• WHAT IS NEEDED:
Transcribe the lines below verbatim, skipping the images.

***** SOURCE RECORDS

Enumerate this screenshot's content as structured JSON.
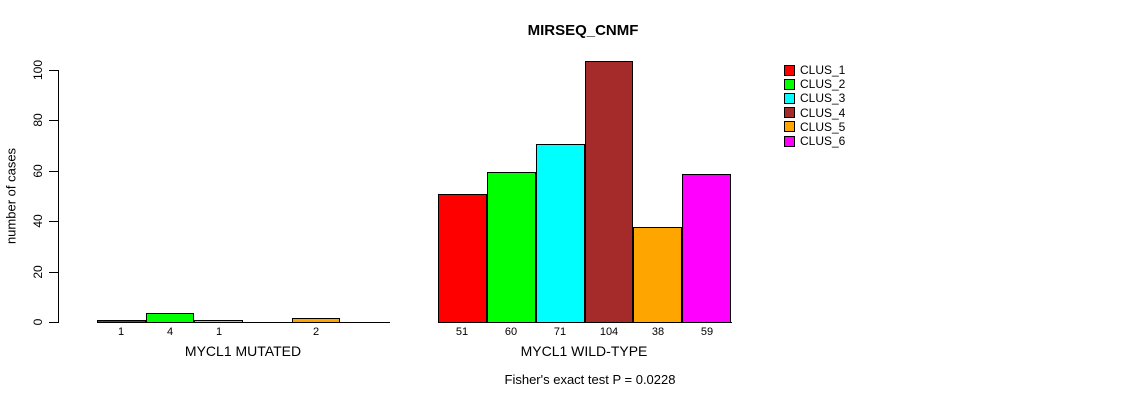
{
  "title": "MIRSEQ_CNMF",
  "y_axis": {
    "label": "number of cases",
    "tick_labels": [
      "0",
      "20",
      "40",
      "60",
      "80",
      "100"
    ]
  },
  "footer": {
    "text": "Fisher's exact test P = 0.0228"
  },
  "legend": {
    "items": [
      {
        "label": "CLUS_1",
        "color": "#FF0000"
      },
      {
        "label": "CLUS_2",
        "color": "#00FF00"
      },
      {
        "label": "CLUS_3",
        "color": "#00FFFF"
      },
      {
        "label": "CLUS_4",
        "color": "#A52A2A"
      },
      {
        "label": "CLUS_5",
        "color": "#FFA500"
      },
      {
        "label": "CLUS_6",
        "color": "#FF00FF"
      }
    ]
  },
  "chart_data": {
    "type": "bar",
    "title": "MIRSEQ_CNMF",
    "xlabel": "",
    "ylabel": "number of cases",
    "ylim": [
      0,
      104
    ],
    "y_ticks": [
      0,
      20,
      40,
      60,
      80,
      100
    ],
    "grid": false,
    "legend_position": "right",
    "legend_entries": [
      "CLUS_1",
      "CLUS_2",
      "CLUS_3",
      "CLUS_4",
      "CLUS_5",
      "CLUS_6"
    ],
    "series_colors": [
      "#FF0000",
      "#00FF00",
      "#00FFFF",
      "#A52A2A",
      "#FFA500",
      "#FF00FF"
    ],
    "groups": [
      {
        "label": "MYCL1 MUTATED",
        "values": [
          1,
          4,
          1,
          0,
          2,
          0
        ],
        "value_labels": [
          "1",
          "4",
          "1",
          "",
          "2",
          ""
        ]
      },
      {
        "label": "MYCL1 WILD-TYPE",
        "values": [
          51,
          60,
          71,
          104,
          38,
          59
        ],
        "value_labels": [
          "51",
          "60",
          "71",
          "104",
          "38",
          "59"
        ]
      }
    ],
    "annotation": "Fisher's exact test P = 0.0228"
  }
}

**********

• EXERCISE OUTPUT:
Enumerate this screenshot's content as structured JSON.
{
  "title": "MIRSEQ_CNMF",
  "y_axis": {
    "label": "number of cases",
    "tick_labels": [
      "0",
      "20",
      "40",
      "60",
      "80",
      "100"
    ]
  },
  "footer": {
    "text": "Fisher's exact test P = 0.0228"
  },
  "legend": {
    "items": [
      {
        "label": "CLUS_1",
        "color": "#FF0000"
      },
      {
        "label": "CLUS_2",
        "color": "#00FF00"
      },
      {
        "label": "CLUS_3",
        "color": "#00FFFF"
      },
      {
        "label": "CLUS_4",
        "color": "#A52A2A"
      },
      {
        "label": "CLUS_5",
        "color": "#FFA500"
      },
      {
        "label": "CLUS_6",
        "color": "#FF00FF"
      }
    ]
  },
  "chart_data": {
    "type": "bar",
    "title": "MIRSEQ_CNMF",
    "xlabel": "",
    "ylabel": "number of cases",
    "ylim": [
      0,
      104
    ],
    "y_ticks": [
      0,
      20,
      40,
      60,
      80,
      100
    ],
    "grid": false,
    "legend_position": "right",
    "legend_entries": [
      "CLUS_1",
      "CLUS_2",
      "CLUS_3",
      "CLUS_4",
      "CLUS_5",
      "CLUS_6"
    ],
    "series_colors": [
      "#FF0000",
      "#00FF00",
      "#00FFFF",
      "#A52A2A",
      "#FFA500",
      "#FF00FF"
    ],
    "groups": [
      {
        "label": "MYCL1 MUTATED",
        "values": [
          1,
          4,
          1,
          0,
          2,
          0
        ],
        "value_labels": [
          "1",
          "4",
          "1",
          "",
          "2",
          ""
        ]
      },
      {
        "label": "MYCL1 WILD-TYPE",
        "values": [
          51,
          60,
          71,
          104,
          38,
          59
        ],
        "value_labels": [
          "51",
          "60",
          "71",
          "104",
          "38",
          "59"
        ]
      }
    ],
    "annotation": "Fisher's exact test P = 0.0228"
  }
}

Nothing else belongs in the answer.